BEGIN DATA TO USE

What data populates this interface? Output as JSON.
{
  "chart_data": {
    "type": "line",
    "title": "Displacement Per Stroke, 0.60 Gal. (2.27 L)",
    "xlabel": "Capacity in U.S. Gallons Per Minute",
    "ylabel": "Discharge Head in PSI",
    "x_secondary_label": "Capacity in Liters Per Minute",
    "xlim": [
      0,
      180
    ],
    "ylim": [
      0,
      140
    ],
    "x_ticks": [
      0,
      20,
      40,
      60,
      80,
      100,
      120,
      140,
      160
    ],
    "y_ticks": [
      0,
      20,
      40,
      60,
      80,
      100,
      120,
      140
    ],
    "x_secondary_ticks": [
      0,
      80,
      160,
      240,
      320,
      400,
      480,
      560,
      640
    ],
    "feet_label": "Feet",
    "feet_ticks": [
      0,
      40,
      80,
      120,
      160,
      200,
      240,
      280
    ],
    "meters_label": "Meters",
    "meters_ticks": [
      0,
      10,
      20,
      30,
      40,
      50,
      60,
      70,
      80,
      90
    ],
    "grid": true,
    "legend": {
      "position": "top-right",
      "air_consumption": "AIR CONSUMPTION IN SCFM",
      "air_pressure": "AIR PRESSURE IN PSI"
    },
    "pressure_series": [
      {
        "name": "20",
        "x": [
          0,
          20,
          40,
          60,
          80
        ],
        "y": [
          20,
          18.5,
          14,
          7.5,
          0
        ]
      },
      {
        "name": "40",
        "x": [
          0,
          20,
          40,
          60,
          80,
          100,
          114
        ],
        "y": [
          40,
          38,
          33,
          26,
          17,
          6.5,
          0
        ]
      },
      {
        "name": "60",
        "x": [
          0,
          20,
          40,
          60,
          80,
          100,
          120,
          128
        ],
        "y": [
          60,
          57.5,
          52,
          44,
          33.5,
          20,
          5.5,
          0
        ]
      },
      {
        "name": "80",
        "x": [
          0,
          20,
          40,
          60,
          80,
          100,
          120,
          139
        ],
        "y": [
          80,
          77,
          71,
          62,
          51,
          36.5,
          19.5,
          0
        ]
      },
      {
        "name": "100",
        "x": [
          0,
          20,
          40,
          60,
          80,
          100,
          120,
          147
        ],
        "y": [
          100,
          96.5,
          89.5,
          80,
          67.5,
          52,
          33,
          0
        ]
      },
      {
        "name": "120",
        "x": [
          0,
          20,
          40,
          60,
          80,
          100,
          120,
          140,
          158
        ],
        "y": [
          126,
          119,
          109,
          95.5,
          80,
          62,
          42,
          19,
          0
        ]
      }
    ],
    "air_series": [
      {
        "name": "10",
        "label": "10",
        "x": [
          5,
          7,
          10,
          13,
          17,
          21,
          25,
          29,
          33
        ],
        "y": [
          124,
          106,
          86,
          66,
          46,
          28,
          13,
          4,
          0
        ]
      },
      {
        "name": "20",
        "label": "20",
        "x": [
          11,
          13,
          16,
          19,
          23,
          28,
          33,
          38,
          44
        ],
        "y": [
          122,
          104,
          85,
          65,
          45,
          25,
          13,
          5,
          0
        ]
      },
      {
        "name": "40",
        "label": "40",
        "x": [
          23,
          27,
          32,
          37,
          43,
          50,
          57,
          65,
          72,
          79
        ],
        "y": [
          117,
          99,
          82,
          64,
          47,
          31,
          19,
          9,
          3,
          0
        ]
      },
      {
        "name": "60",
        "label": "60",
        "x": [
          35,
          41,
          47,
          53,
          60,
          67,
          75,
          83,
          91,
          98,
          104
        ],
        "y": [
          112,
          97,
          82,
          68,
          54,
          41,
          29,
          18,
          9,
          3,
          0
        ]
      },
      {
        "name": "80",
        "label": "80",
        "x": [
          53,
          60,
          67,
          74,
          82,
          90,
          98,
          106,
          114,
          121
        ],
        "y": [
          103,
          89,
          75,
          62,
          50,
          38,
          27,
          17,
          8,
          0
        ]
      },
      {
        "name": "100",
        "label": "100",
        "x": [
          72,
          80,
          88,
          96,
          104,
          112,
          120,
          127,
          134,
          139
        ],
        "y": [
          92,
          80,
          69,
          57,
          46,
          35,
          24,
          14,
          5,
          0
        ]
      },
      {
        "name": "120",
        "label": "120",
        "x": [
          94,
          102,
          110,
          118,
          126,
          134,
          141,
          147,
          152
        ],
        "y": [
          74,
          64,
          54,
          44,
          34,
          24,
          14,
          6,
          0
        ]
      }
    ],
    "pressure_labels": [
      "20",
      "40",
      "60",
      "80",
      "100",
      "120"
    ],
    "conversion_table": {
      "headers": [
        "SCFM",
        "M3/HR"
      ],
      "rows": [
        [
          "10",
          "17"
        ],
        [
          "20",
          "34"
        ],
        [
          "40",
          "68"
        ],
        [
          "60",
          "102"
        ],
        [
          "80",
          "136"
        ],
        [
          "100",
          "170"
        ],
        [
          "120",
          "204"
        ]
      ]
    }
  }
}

END DATA TO USE

▸ **WHAT IS NEEDED**:
Gather up every line in the data above that contains the word "Capacity", copying each one.

▸ **WRITTEN ANSWER**:
    "xlabel": "Capacity in U.S. Gallons Per Minute",
    "x_secondary_label": "Capacity in Liters Per Minute",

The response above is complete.